[Records]
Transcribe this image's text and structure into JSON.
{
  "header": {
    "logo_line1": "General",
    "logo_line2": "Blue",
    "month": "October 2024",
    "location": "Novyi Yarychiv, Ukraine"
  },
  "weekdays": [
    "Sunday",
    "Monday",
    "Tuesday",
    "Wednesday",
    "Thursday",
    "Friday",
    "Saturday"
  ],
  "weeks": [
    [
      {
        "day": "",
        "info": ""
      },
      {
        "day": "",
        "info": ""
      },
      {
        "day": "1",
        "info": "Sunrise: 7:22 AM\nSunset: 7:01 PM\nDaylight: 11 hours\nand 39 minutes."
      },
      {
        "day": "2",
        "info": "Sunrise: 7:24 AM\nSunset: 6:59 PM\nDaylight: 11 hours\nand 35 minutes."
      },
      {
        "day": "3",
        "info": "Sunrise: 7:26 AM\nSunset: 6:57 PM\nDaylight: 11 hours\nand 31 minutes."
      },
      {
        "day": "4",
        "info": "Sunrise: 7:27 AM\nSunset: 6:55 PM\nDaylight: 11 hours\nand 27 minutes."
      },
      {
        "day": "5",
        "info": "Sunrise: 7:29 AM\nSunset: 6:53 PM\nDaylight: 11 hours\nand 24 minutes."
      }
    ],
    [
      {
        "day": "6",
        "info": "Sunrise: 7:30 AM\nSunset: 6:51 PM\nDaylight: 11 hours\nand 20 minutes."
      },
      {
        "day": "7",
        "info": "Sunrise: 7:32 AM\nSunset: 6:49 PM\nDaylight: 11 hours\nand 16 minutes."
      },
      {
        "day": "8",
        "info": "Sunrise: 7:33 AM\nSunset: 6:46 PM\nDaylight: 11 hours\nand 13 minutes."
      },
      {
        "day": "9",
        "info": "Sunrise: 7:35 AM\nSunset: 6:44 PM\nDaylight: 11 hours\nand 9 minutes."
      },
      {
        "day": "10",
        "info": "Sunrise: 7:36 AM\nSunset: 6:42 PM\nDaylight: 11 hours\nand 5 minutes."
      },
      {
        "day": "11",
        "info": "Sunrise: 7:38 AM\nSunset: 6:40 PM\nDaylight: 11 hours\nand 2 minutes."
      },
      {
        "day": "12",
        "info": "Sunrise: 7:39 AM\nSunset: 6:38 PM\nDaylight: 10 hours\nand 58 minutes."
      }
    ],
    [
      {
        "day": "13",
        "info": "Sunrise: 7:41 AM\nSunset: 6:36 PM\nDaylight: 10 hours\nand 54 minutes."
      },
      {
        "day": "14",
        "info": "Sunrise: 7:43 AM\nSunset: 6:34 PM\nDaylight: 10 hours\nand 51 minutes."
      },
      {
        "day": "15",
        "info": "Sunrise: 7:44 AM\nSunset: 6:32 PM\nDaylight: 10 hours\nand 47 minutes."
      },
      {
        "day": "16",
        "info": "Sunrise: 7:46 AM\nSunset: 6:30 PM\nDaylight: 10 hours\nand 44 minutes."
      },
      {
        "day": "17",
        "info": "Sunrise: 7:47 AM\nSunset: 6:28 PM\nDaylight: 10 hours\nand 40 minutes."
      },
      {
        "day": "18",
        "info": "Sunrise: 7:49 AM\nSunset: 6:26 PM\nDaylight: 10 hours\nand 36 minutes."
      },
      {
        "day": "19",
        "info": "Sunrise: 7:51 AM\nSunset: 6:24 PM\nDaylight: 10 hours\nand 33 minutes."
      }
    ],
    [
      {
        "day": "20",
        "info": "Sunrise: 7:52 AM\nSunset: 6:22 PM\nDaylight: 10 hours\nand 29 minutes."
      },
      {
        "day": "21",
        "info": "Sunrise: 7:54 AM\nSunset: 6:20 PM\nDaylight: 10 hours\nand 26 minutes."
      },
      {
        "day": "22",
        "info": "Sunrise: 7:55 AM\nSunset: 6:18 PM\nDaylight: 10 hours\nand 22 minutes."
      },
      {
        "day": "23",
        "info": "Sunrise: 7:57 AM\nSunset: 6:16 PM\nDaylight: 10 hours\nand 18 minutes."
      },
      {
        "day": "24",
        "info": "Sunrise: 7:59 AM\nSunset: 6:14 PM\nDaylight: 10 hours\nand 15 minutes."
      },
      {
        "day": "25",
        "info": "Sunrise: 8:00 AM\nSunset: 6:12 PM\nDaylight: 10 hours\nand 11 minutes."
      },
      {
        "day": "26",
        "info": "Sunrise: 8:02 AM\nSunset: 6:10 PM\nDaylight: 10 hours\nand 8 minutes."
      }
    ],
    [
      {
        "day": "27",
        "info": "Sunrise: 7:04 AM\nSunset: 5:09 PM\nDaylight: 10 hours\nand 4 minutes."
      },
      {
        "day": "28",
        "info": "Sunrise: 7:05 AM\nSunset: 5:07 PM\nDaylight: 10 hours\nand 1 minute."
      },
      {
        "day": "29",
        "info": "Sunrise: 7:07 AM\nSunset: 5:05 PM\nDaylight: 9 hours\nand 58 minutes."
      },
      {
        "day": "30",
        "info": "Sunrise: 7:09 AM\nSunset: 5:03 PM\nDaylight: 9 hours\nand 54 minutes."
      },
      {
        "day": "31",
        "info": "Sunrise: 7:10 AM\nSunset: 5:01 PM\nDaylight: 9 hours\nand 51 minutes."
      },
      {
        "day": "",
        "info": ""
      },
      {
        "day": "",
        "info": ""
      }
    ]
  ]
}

# PROBLEM DETAILS
Using the listing above, retype each line exactly.

# FINISHED TASK
Transcribe this image's text and structure into JSON.
{
  "header": {
    "logo_line1": "General",
    "logo_line2": "Blue",
    "month": "October 2024",
    "location": "Novyi Yarychiv, Ukraine"
  },
  "weekdays": [
    "Sunday",
    "Monday",
    "Tuesday",
    "Wednesday",
    "Thursday",
    "Friday",
    "Saturday"
  ],
  "weeks": [
    [
      {
        "day": "",
        "info": ""
      },
      {
        "day": "",
        "info": ""
      },
      {
        "day": "1",
        "info": "Sunrise: 7:22 AM\nSunset: 7:01 PM\nDaylight: 11 hours\nand 39 minutes."
      },
      {
        "day": "2",
        "info": "Sunrise: 7:24 AM\nSunset: 6:59 PM\nDaylight: 11 hours\nand 35 minutes."
      },
      {
        "day": "3",
        "info": "Sunrise: 7:26 AM\nSunset: 6:57 PM\nDaylight: 11 hours\nand 31 minutes."
      },
      {
        "day": "4",
        "info": "Sunrise: 7:27 AM\nSunset: 6:55 PM\nDaylight: 11 hours\nand 27 minutes."
      },
      {
        "day": "5",
        "info": "Sunrise: 7:29 AM\nSunset: 6:53 PM\nDaylight: 11 hours\nand 24 minutes."
      }
    ],
    [
      {
        "day": "6",
        "info": "Sunrise: 7:30 AM\nSunset: 6:51 PM\nDaylight: 11 hours\nand 20 minutes."
      },
      {
        "day": "7",
        "info": "Sunrise: 7:32 AM\nSunset: 6:49 PM\nDaylight: 11 hours\nand 16 minutes."
      },
      {
        "day": "8",
        "info": "Sunrise: 7:33 AM\nSunset: 6:46 PM\nDaylight: 11 hours\nand 13 minutes."
      },
      {
        "day": "9",
        "info": "Sunrise: 7:35 AM\nSunset: 6:44 PM\nDaylight: 11 hours\nand 9 minutes."
      },
      {
        "day": "10",
        "info": "Sunrise: 7:36 AM\nSunset: 6:42 PM\nDaylight: 11 hours\nand 5 minutes."
      },
      {
        "day": "11",
        "info": "Sunrise: 7:38 AM\nSunset: 6:40 PM\nDaylight: 11 hours\nand 2 minutes."
      },
      {
        "day": "12",
        "info": "Sunrise: 7:39 AM\nSunset: 6:38 PM\nDaylight: 10 hours\nand 58 minutes."
      }
    ],
    [
      {
        "day": "13",
        "info": "Sunrise: 7:41 AM\nSunset: 6:36 PM\nDaylight: 10 hours\nand 54 minutes."
      },
      {
        "day": "14",
        "info": "Sunrise: 7:43 AM\nSunset: 6:34 PM\nDaylight: 10 hours\nand 51 minutes."
      },
      {
        "day": "15",
        "info": "Sunrise: 7:44 AM\nSunset: 6:32 PM\nDaylight: 10 hours\nand 47 minutes."
      },
      {
        "day": "16",
        "info": "Sunrise: 7:46 AM\nSunset: 6:30 PM\nDaylight: 10 hours\nand 44 minutes."
      },
      {
        "day": "17",
        "info": "Sunrise: 7:47 AM\nSunset: 6:28 PM\nDaylight: 10 hours\nand 40 minutes."
      },
      {
        "day": "18",
        "info": "Sunrise: 7:49 AM\nSunset: 6:26 PM\nDaylight: 10 hours\nand 36 minutes."
      },
      {
        "day": "19",
        "info": "Sunrise: 7:51 AM\nSunset: 6:24 PM\nDaylight: 10 hours\nand 33 minutes."
      }
    ],
    [
      {
        "day": "20",
        "info": "Sunrise: 7:52 AM\nSunset: 6:22 PM\nDaylight: 10 hours\nand 29 minutes."
      },
      {
        "day": "21",
        "info": "Sunrise: 7:54 AM\nSunset: 6:20 PM\nDaylight: 10 hours\nand 26 minutes."
      },
      {
        "day": "22",
        "info": "Sunrise: 7:55 AM\nSunset: 6:18 PM\nDaylight: 10 hours\nand 22 minutes."
      },
      {
        "day": "23",
        "info": "Sunrise: 7:57 AM\nSunset: 6:16 PM\nDaylight: 10 hours\nand 18 minutes."
      },
      {
        "day": "24",
        "info": "Sunrise: 7:59 AM\nSunset: 6:14 PM\nDaylight: 10 hours\nand 15 minutes."
      },
      {
        "day": "25",
        "info": "Sunrise: 8:00 AM\nSunset: 6:12 PM\nDaylight: 10 hours\nand 11 minutes."
      },
      {
        "day": "26",
        "info": "Sunrise: 8:02 AM\nSunset: 6:10 PM\nDaylight: 10 hours\nand 8 minutes."
      }
    ],
    [
      {
        "day": "27",
        "info": "Sunrise: 7:04 AM\nSunset: 5:09 PM\nDaylight: 10 hours\nand 4 minutes."
      },
      {
        "day": "28",
        "info": "Sunrise: 7:05 AM\nSunset: 5:07 PM\nDaylight: 10 hours\nand 1 minute."
      },
      {
        "day": "29",
        "info": "Sunrise: 7:07 AM\nSunset: 5:05 PM\nDaylight: 9 hours\nand 58 minutes."
      },
      {
        "day": "30",
        "info": "Sunrise: 7:09 AM\nSunset: 5:03 PM\nDaylight: 9 hours\nand 54 minutes."
      },
      {
        "day": "31",
        "info": "Sunrise: 7:10 AM\nSunset: 5:01 PM\nDaylight: 9 hours\nand 51 minutes."
      },
      {
        "day": "",
        "info": ""
      },
      {
        "day": "",
        "info": ""
      }
    ]
  ]
}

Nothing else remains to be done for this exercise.